[Dataset entries on figures]

========================

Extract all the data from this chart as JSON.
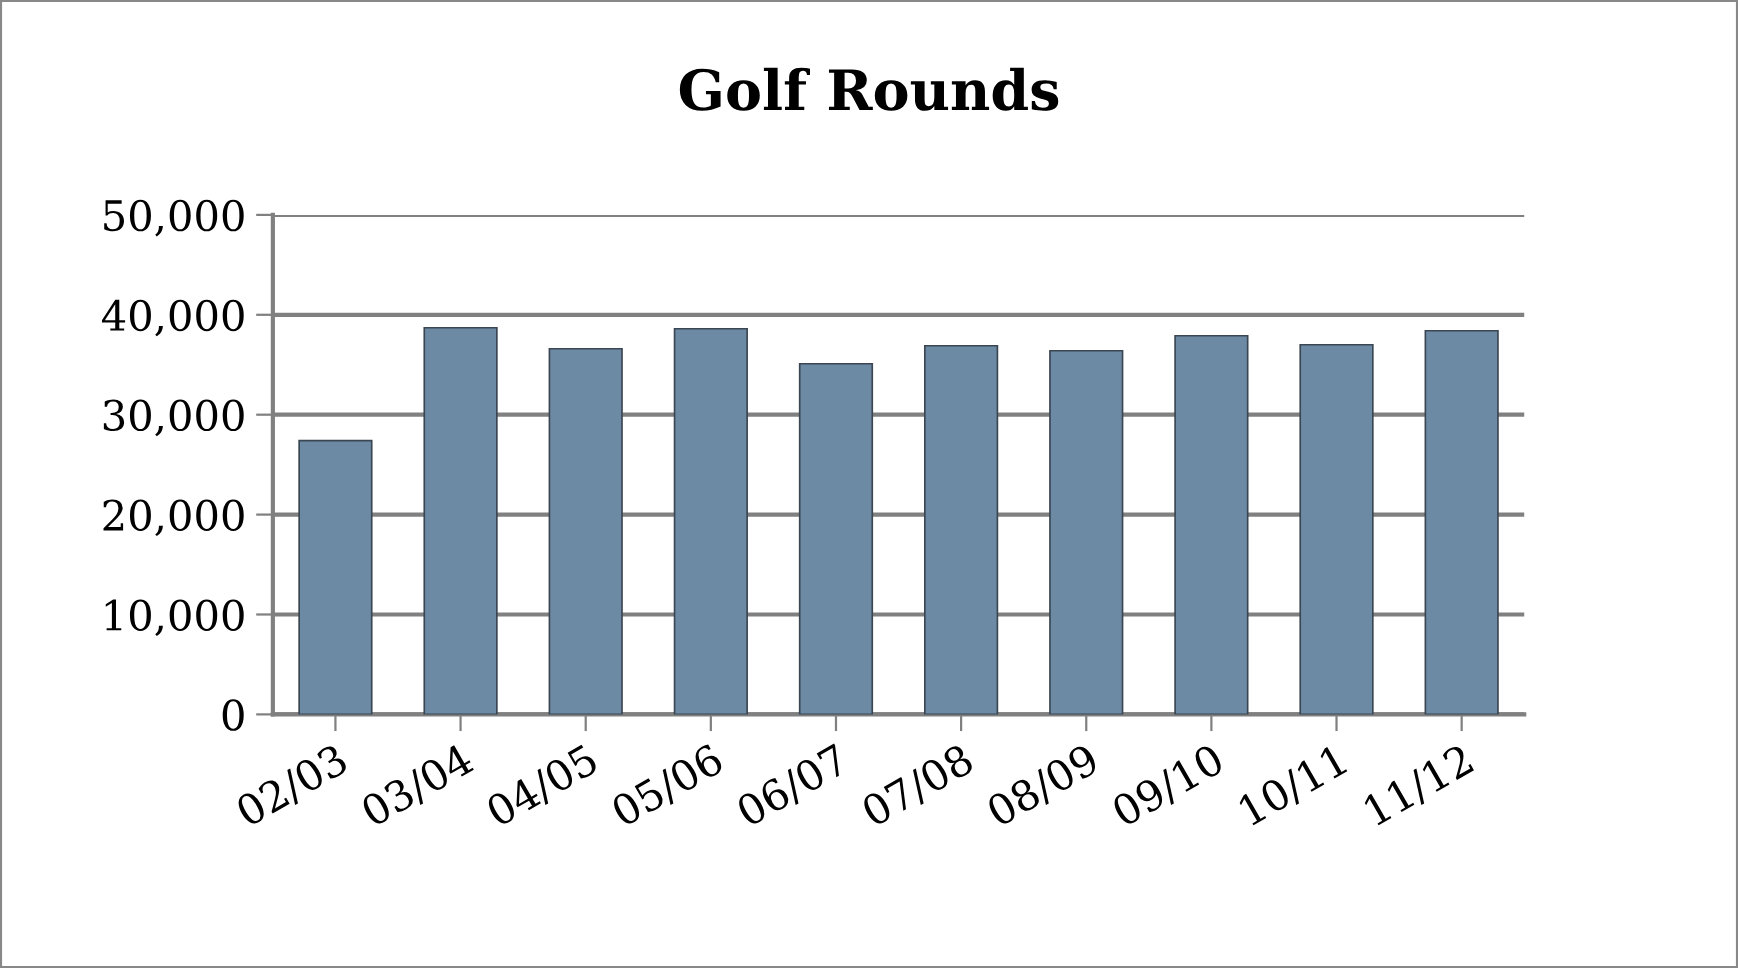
{
  "chart_data": {
    "type": "bar",
    "title": "Golf Rounds",
    "categories": [
      "02/03",
      "03/04",
      "04/05",
      "05/06",
      "06/07",
      "07/08",
      "08/09",
      "09/10",
      "10/11",
      "11/12"
    ],
    "values": [
      27400,
      38700,
      36600,
      38600,
      35100,
      36900,
      36400,
      37900,
      37000,
      38400
    ],
    "color": "#6d8aa5",
    "ylim": [
      0,
      50000
    ],
    "yticks": [
      {
        "value": 0,
        "label": "0"
      },
      {
        "value": 10000,
        "label": "10,000"
      },
      {
        "value": 20000,
        "label": "20,000"
      },
      {
        "value": 30000,
        "label": "30,000"
      },
      {
        "value": 40000,
        "label": "40,000"
      },
      {
        "value": 50000,
        "label": "50,000"
      }
    ],
    "grid": "y",
    "legend": false
  }
}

========================

→ **INSTRUCTIONS TO FOLLOW**
Reproduce every entry word for word, but omit the pictures.

→ **COMPLETE OUTPUT**
Extract all the data from this chart as JSON.
{
  "chart_data": {
    "type": "bar",
    "title": "Golf Rounds",
    "categories": [
      "02/03",
      "03/04",
      "04/05",
      "05/06",
      "06/07",
      "07/08",
      "08/09",
      "09/10",
      "10/11",
      "11/12"
    ],
    "values": [
      27400,
      38700,
      36600,
      38600,
      35100,
      36900,
      36400,
      37900,
      37000,
      38400
    ],
    "color": "#6d8aa5",
    "ylim": [
      0,
      50000
    ],
    "yticks": [
      {
        "value": 0,
        "label": "0"
      },
      {
        "value": 10000,
        "label": "10,000"
      },
      {
        "value": 20000,
        "label": "20,000"
      },
      {
        "value": 30000,
        "label": "30,000"
      },
      {
        "value": 40000,
        "label": "40,000"
      },
      {
        "value": 50000,
        "label": "50,000"
      }
    ],
    "grid": "y",
    "legend": false
  }
}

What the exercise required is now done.